What to work on: Reproduce the listing word for word. Skip any image.

Stored data

((

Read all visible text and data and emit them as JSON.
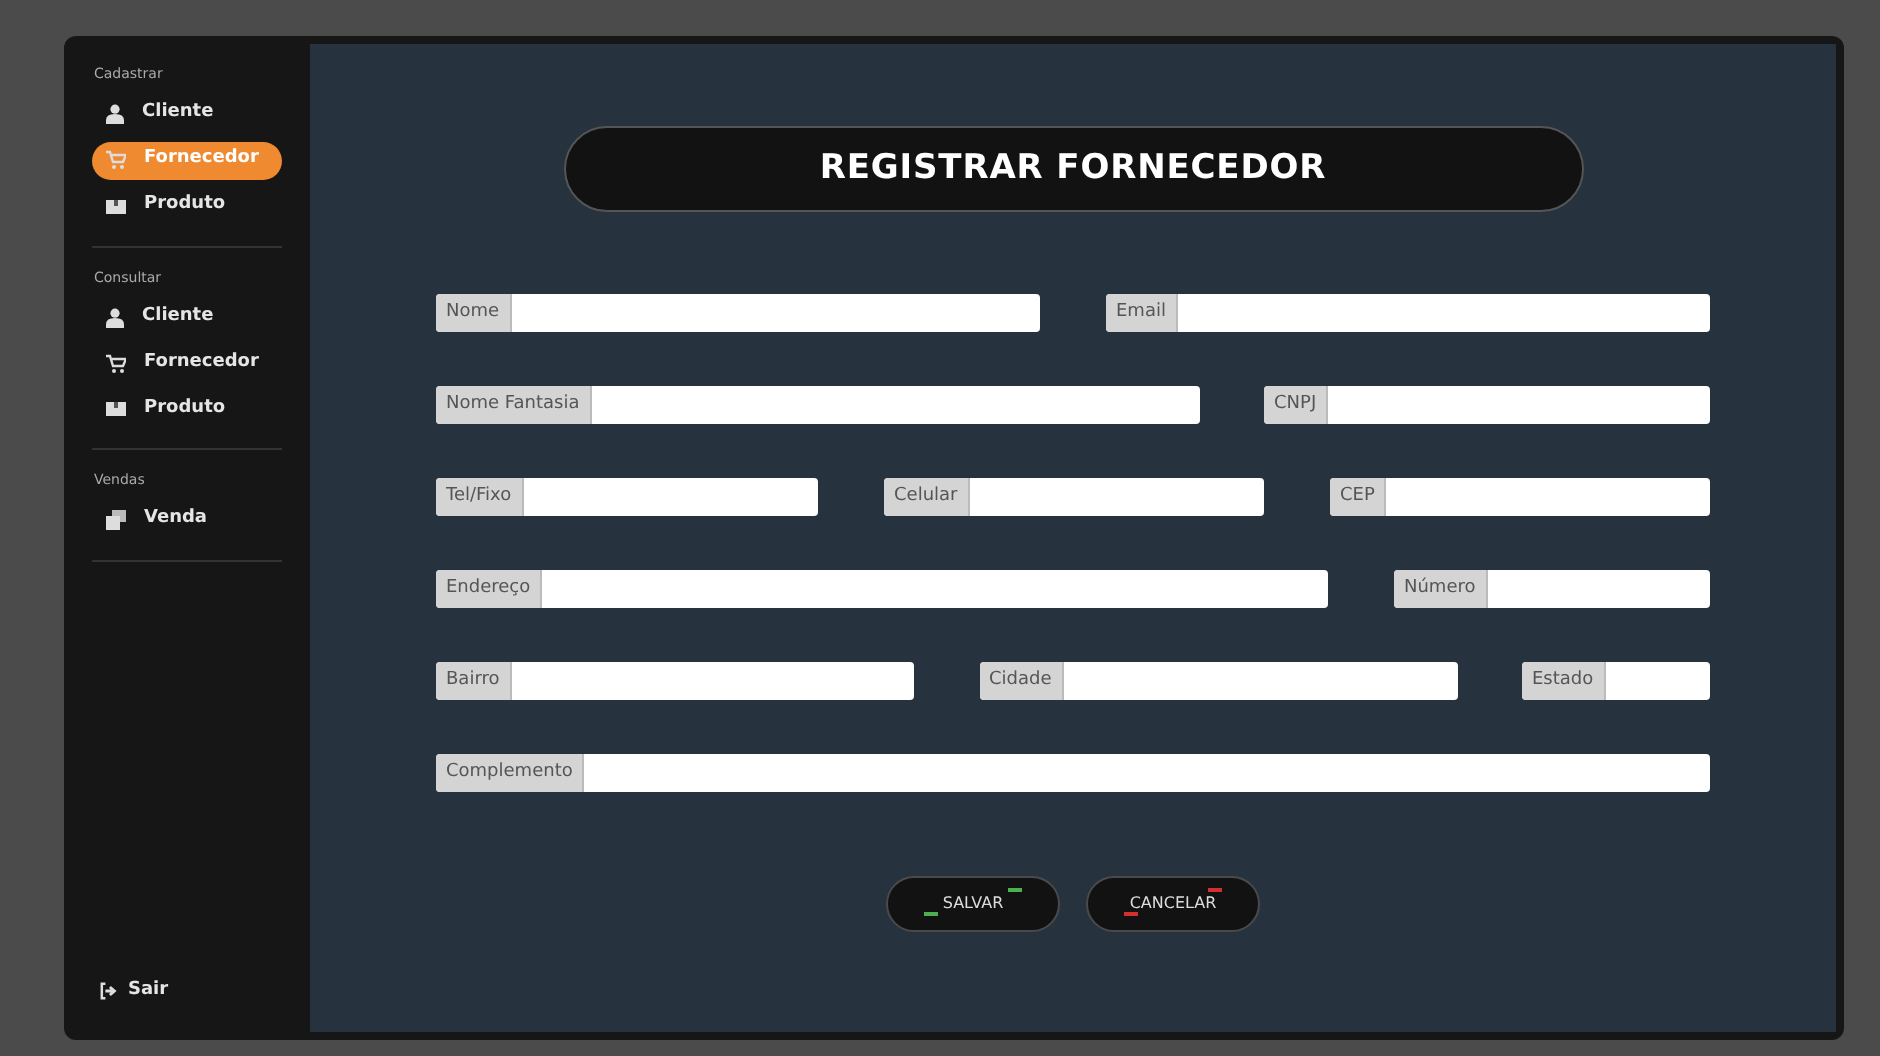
{
  "sidebar": {
    "sections": [
      {
        "title": "Cadastrar",
        "items": [
          {
            "kind": "user",
            "label": "Cliente",
            "selected": false
          },
          {
            "kind": "cart",
            "label": "Fornecedor",
            "selected": true
          },
          {
            "kind": "box",
            "label": "Produto",
            "selected": false
          }
        ]
      },
      {
        "title": "Consultar",
        "items": [
          {
            "kind": "user",
            "label": "Cliente",
            "selected": false
          },
          {
            "kind": "cart",
            "label": "Fornecedor",
            "selected": false
          },
          {
            "kind": "box",
            "label": "Produto",
            "selected": false
          }
        ]
      },
      {
        "title": "Vendas",
        "items": [
          {
            "kind": "stack",
            "label": "Venda",
            "selected": false
          }
        ]
      }
    ],
    "logout": {
      "label": "Sair"
    }
  },
  "form": {
    "title": "REGISTRAR FORNECEDOR",
    "rows": [
      [
        {
          "label": "Nome"
        },
        {
          "label": "Email"
        }
      ],
      [
        {
          "label": "Nome Fantasia"
        },
        {
          "label": "CNPJ"
        }
      ],
      [
        {
          "label": "Tel/Fixo"
        },
        {
          "label": "Celular"
        },
        {
          "label": "CEP"
        }
      ],
      [
        {
          "label": "Endereço"
        },
        {
          "label": "Número"
        }
      ],
      [
        {
          "label": "Bairro"
        },
        {
          "label": "Cidade"
        },
        {
          "label": "Estado"
        }
      ],
      [
        {
          "label": "Complemento"
        }
      ]
    ],
    "buttons": [
      {
        "label": "SALVAR",
        "color": "#4caf50"
      },
      {
        "label": "CANCELAR",
        "color": "#d32f2f"
      }
    ]
  }
}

))

Task output:
Read all visible text and data and emit them as JSON.
{
  "sidebar": {
    "sections": [
      {
        "title": "Cadastrar",
        "items": [
          {
            "kind": "user",
            "label": "Cliente",
            "selected": false
          },
          {
            "kind": "cart",
            "label": "Fornecedor",
            "selected": true
          },
          {
            "kind": "box",
            "label": "Produto",
            "selected": false
          }
        ]
      },
      {
        "title": "Consultar",
        "items": [
          {
            "kind": "user",
            "label": "Cliente",
            "selected": false
          },
          {
            "kind": "cart",
            "label": "Fornecedor",
            "selected": false
          },
          {
            "kind": "box",
            "label": "Produto",
            "selected": false
          }
        ]
      },
      {
        "title": "Vendas",
        "items": [
          {
            "kind": "stack",
            "label": "Venda",
            "selected": false
          }
        ]
      }
    ],
    "logout": {
      "label": "Sair"
    }
  },
  "form": {
    "title": "REGISTRAR FORNECEDOR",
    "rows": [
      [
        {
          "label": "Nome"
        },
        {
          "label": "Email"
        }
      ],
      [
        {
          "label": "Nome Fantasia"
        },
        {
          "label": "CNPJ"
        }
      ],
      [
        {
          "label": "Tel/Fixo"
        },
        {
          "label": "Celular"
        },
        {
          "label": "CEP"
        }
      ],
      [
        {
          "label": "Endereço"
        },
        {
          "label": "Número"
        }
      ],
      [
        {
          "label": "Bairro"
        },
        {
          "label": "Cidade"
        },
        {
          "label": "Estado"
        }
      ],
      [
        {
          "label": "Complemento"
        }
      ]
    ],
    "buttons": [
      {
        "label": "SALVAR",
        "color": "#4caf50"
      },
      {
        "label": "CANCELAR",
        "color": "#d32f2f"
      }
    ]
  }
}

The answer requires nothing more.